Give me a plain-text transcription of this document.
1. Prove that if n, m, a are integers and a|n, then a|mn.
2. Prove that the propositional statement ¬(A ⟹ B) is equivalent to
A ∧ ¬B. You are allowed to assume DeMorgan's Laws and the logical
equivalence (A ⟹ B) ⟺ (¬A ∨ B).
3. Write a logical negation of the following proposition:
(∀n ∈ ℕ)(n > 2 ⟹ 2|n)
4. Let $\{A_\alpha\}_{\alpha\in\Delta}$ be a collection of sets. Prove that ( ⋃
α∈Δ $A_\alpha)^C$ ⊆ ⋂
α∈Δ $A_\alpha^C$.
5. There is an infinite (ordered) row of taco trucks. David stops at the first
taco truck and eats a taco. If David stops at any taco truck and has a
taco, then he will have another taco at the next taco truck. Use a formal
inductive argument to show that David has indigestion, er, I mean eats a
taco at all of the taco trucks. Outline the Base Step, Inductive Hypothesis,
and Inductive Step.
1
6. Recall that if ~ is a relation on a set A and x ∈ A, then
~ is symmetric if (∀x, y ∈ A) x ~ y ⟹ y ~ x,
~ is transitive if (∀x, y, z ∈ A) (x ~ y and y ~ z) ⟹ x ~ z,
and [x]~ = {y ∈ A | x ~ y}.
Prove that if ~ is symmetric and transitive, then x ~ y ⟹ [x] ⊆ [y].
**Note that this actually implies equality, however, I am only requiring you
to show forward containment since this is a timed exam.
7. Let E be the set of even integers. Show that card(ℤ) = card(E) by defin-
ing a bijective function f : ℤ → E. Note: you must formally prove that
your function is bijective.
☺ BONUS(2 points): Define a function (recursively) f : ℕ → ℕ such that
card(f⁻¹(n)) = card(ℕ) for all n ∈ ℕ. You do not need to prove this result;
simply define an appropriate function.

# # #

#### SET EXERCISE:
Return each entry from the material above exactly as it appears.

#### WORKED ANSWER:
Give me a plain-text transcription of this document.
1. Prove that if n, m, a are integers and a|n, then a|mn.
2. Prove that the propositional statement ¬(A ⟹ B) is equivalent to
A ∧ ¬B. You are allowed to assume DeMorgan's Laws and the logical
equivalence (A ⟹ B) ⟺ (¬A ∨ B).
3. Write a logical negation of the following proposition:
(∀n ∈ ℕ)(n > 2 ⟹ 2|n)
4. Let $\{A_\alpha\}_{\alpha\in\Delta}$ be a collection of sets. Prove that ( ⋃
α∈Δ $A_\alpha)^C$ ⊆ ⋂
α∈Δ $A_\alpha^C$.
5. There is an infinite (ordered) row of taco trucks. David stops at the first
taco truck and eats a taco. If David stops at any taco truck and has a
taco, then he will have another taco at the next taco truck. Use a formal
inductive argument to show that David has indigestion, er, I mean eats a
taco at all of the taco trucks. Outline the Base Step, Inductive Hypothesis,
and Inductive Step.
1
6. Recall that if ~ is a relation on a set A and x ∈ A, then
~ is symmetric if (∀x, y ∈ A) x ~ y ⟹ y ~ x,
~ is transitive if (∀x, y, z ∈ A) (x ~ y and y ~ z) ⟹ x ~ z,
and [x]~ = {y ∈ A | x ~ y}.
Prove that if ~ is symmetric and transitive, then x ~ y ⟹ [x] ⊆ [y].
**Note that this actually implies equality, however, I am only requiring you
to show forward containment since this is a timed exam.
7. Let E be the set of even integers. Show that card(ℤ) = card(E) by defin-
ing a bijective function f : ℤ → E. Note: you must formally prove that
your function is bijective.
☺ BONUS(2 points): Define a function (recursively) f : ℕ → ℕ such that
card(f⁻¹(n)) = card(ℕ) for all n ∈ ℕ. You do not need to prove this result;
simply define an appropriate function.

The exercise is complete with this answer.